**PROBLEM STATEMENT:** Go through the records below line by line. Count the lines with "Asia" and give the count alone.

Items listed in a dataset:
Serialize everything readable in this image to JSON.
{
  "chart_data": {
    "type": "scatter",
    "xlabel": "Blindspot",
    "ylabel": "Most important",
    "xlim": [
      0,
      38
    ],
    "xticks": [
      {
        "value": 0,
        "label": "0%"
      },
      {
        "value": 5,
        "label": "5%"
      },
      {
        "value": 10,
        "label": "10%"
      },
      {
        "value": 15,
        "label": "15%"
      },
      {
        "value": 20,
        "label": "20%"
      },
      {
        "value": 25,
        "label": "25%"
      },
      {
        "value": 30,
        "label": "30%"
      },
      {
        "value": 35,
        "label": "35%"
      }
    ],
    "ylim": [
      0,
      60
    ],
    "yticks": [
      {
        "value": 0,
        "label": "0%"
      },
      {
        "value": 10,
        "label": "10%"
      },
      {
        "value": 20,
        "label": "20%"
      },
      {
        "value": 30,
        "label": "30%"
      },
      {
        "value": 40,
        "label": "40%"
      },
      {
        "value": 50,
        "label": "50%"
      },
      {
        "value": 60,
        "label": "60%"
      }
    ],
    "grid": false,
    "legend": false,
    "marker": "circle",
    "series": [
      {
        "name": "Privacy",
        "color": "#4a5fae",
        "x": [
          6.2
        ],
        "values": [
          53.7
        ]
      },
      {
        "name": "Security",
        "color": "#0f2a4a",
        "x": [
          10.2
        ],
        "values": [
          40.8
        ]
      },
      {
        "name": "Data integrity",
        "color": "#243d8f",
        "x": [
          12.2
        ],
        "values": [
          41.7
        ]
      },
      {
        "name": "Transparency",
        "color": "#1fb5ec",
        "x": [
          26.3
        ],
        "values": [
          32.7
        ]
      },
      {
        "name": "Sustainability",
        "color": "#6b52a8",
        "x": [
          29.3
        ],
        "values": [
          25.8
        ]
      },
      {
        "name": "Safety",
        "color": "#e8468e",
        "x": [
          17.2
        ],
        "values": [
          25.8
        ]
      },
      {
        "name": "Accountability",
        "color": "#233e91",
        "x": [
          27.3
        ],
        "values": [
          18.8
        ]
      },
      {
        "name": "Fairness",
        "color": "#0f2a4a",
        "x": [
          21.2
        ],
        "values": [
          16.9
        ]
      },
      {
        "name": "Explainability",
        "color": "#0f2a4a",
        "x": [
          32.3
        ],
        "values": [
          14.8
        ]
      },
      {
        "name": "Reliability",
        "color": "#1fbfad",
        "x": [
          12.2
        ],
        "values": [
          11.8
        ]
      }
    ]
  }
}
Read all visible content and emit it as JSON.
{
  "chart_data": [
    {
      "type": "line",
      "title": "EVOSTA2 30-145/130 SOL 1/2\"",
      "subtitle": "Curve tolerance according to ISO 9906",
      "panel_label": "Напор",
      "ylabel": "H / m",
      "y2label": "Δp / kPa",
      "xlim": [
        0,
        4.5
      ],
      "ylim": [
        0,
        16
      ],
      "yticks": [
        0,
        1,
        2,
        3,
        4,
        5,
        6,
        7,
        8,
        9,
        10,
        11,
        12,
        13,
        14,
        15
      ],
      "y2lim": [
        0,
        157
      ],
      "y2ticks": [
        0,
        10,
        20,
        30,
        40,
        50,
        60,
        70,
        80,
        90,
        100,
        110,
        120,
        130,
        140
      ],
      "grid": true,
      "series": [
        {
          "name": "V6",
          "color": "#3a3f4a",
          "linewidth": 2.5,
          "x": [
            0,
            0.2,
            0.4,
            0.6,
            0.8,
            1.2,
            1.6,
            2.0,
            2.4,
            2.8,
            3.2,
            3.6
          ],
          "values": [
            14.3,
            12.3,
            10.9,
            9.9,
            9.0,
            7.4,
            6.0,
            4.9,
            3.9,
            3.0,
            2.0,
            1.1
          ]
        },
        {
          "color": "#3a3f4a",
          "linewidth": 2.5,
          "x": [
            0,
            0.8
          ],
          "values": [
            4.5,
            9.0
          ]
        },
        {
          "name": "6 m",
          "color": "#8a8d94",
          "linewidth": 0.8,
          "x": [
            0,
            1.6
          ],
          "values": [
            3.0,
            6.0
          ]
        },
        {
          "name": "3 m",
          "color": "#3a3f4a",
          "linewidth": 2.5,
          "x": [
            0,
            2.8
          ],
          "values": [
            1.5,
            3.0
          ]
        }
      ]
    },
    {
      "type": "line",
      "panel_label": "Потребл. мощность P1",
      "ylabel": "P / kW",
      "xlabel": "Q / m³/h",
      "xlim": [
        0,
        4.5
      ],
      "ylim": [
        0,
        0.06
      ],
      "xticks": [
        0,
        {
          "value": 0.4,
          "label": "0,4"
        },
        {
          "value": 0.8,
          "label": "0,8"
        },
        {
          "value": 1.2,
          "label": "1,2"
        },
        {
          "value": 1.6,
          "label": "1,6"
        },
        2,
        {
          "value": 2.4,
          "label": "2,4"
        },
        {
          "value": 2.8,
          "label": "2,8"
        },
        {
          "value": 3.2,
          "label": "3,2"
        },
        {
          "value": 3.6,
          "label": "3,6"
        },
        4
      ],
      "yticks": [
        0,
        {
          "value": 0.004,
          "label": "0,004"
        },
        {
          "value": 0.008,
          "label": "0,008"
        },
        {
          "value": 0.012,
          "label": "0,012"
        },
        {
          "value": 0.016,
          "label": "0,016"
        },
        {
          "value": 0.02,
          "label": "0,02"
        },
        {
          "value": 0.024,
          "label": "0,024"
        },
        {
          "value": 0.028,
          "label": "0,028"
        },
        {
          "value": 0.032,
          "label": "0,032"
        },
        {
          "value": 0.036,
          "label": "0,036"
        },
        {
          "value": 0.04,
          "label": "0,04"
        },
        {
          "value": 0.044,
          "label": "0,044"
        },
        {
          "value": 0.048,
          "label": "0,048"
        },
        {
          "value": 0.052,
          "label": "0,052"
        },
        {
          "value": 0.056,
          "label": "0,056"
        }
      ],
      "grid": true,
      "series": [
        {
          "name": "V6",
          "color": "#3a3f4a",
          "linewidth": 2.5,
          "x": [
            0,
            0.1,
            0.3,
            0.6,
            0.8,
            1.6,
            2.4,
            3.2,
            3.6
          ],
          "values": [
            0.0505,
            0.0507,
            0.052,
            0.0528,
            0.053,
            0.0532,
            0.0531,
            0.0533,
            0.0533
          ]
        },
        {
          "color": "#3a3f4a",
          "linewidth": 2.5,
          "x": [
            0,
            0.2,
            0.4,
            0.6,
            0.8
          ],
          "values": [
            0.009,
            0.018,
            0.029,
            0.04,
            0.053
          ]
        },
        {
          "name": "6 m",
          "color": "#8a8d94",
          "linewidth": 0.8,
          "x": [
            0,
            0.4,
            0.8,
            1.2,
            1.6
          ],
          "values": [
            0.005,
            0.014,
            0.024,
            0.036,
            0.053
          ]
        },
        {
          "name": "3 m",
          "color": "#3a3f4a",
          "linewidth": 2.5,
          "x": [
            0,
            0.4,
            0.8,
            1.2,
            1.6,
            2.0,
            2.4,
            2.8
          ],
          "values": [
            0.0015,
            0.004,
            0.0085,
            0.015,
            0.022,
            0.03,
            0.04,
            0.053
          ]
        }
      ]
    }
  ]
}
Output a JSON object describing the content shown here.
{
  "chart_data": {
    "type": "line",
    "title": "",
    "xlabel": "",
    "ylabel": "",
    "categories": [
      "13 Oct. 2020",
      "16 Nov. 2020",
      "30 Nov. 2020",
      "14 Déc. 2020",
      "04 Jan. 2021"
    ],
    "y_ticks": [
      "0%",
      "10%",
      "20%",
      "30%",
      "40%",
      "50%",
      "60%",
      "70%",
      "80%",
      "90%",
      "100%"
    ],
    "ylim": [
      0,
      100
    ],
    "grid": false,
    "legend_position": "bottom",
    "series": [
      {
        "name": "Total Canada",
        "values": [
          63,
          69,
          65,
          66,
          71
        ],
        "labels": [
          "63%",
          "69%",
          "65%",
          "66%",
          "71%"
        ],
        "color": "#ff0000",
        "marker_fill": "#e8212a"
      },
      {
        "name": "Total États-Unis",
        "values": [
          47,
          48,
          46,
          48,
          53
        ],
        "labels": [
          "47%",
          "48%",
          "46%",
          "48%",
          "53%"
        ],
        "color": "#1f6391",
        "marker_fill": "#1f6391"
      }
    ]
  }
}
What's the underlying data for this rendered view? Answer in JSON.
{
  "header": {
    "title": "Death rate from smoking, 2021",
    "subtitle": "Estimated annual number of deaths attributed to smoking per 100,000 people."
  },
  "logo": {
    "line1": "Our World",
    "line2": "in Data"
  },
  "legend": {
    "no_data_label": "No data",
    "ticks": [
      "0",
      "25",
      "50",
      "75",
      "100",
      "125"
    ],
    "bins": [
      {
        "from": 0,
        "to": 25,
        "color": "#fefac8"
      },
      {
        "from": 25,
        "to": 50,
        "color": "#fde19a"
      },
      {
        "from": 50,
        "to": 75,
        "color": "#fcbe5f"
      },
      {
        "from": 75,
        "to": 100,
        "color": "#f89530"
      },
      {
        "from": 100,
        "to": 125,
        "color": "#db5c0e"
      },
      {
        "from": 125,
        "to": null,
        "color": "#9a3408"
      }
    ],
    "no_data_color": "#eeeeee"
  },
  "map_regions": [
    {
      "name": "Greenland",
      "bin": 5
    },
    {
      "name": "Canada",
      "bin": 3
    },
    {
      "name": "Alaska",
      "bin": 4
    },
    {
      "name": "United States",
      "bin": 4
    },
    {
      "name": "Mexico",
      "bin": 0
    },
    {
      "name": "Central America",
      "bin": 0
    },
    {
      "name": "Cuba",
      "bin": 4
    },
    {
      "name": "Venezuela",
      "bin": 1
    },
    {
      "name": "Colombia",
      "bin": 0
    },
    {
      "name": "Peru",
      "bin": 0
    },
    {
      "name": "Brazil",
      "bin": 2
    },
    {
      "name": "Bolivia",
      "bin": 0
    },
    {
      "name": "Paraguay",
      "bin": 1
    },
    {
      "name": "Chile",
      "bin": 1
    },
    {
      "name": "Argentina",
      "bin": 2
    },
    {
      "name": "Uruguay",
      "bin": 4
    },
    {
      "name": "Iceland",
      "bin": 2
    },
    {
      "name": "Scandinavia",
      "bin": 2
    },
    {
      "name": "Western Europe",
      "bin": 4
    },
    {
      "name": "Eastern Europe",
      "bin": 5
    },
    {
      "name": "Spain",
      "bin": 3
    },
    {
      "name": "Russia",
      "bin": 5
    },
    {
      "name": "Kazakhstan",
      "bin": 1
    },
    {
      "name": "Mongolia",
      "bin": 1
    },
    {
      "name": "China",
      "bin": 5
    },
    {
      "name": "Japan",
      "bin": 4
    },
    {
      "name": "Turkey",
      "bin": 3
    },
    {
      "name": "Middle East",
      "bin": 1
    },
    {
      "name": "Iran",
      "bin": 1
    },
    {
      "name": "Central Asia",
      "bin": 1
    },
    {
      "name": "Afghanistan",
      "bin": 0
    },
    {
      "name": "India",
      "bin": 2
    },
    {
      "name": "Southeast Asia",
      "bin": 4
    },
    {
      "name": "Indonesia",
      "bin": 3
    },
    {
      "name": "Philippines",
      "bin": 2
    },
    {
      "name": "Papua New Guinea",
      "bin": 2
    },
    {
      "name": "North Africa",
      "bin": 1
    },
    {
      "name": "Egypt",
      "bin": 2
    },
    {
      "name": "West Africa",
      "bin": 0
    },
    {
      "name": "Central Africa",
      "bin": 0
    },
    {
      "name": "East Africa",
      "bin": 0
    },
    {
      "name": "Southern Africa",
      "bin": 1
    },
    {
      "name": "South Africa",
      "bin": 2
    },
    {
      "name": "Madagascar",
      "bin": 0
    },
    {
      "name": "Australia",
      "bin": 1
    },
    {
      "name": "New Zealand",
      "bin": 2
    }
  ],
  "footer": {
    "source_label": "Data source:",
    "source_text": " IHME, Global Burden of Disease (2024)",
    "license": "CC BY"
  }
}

**ANSWER TO THE PROBLEM:** 2